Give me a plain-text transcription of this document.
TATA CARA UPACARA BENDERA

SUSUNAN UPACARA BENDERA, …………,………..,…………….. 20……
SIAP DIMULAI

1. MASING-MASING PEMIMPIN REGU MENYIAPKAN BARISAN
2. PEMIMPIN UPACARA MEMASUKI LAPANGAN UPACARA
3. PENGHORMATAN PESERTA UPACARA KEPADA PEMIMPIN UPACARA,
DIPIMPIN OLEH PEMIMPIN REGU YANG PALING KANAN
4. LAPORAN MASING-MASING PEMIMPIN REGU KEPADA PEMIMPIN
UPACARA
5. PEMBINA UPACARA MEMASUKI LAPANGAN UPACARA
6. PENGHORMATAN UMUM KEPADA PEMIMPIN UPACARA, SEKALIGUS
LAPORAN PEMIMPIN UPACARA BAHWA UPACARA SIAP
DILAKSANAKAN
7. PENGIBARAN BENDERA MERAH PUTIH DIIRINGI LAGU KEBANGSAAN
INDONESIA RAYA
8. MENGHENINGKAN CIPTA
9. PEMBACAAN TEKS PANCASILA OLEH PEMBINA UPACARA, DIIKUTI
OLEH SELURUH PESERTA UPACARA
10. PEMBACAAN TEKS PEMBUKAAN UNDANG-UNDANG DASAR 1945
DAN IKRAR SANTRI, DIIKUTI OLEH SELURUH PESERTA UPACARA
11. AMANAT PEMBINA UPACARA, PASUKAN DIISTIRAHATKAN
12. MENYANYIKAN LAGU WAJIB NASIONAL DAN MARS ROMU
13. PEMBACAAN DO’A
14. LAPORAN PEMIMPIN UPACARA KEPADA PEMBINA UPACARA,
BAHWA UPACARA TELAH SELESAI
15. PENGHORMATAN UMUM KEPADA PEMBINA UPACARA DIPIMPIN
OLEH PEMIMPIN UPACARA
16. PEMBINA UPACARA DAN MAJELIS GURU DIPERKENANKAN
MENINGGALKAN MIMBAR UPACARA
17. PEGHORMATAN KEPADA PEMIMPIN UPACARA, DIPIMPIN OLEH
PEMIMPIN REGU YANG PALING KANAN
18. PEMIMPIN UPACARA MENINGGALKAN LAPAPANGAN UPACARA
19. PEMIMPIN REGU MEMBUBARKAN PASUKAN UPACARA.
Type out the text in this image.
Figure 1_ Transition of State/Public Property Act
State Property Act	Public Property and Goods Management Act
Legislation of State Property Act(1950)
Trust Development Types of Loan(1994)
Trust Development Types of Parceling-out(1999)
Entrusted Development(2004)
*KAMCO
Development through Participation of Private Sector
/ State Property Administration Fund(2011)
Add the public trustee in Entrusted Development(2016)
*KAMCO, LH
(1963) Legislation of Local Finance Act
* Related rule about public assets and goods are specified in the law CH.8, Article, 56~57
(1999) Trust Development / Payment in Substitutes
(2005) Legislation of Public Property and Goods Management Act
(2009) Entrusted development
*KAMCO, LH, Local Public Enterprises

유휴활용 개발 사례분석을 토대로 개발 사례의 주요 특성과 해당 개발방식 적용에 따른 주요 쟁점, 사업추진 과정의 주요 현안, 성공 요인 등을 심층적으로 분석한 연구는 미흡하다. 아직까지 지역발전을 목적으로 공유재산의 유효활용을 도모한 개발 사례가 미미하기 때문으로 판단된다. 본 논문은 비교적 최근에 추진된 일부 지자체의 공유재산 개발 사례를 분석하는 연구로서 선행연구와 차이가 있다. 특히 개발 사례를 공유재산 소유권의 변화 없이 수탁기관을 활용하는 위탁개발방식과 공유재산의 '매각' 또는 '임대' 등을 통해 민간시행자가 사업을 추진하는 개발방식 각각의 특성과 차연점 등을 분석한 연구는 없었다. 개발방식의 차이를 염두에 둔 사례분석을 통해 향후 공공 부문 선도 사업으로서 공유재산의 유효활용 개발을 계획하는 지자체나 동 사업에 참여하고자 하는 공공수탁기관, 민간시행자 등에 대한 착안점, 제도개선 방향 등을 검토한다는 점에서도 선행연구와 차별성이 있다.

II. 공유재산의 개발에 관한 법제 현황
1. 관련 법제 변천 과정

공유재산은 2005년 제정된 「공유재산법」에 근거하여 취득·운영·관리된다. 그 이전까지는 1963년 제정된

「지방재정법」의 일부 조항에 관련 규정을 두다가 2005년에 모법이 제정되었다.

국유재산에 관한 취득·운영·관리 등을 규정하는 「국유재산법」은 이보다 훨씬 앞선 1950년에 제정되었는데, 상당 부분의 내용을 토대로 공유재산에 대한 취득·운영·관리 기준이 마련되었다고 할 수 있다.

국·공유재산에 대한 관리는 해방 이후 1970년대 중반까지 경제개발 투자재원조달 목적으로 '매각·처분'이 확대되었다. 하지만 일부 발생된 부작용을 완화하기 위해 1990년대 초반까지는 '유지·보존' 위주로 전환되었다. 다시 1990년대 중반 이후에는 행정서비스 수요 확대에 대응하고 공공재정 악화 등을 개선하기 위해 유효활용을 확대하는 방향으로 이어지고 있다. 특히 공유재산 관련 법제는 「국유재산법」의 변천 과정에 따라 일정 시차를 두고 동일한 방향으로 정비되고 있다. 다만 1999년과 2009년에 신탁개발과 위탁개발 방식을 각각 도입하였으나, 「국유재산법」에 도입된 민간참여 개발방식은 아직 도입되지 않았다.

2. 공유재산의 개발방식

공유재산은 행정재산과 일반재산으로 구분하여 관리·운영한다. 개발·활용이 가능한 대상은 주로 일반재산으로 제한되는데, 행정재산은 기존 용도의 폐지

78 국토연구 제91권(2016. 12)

________________________________________

The request:
Within the listing above, find every line containing the string "LAPANGAN" and return it.

Solution to the exercise:
2. PEMIMPIN UPACARA MEMASUKI LAPANGAN UPACARA
5. PEMBINA UPACARA MEMASUKI LAPANGAN UPACARA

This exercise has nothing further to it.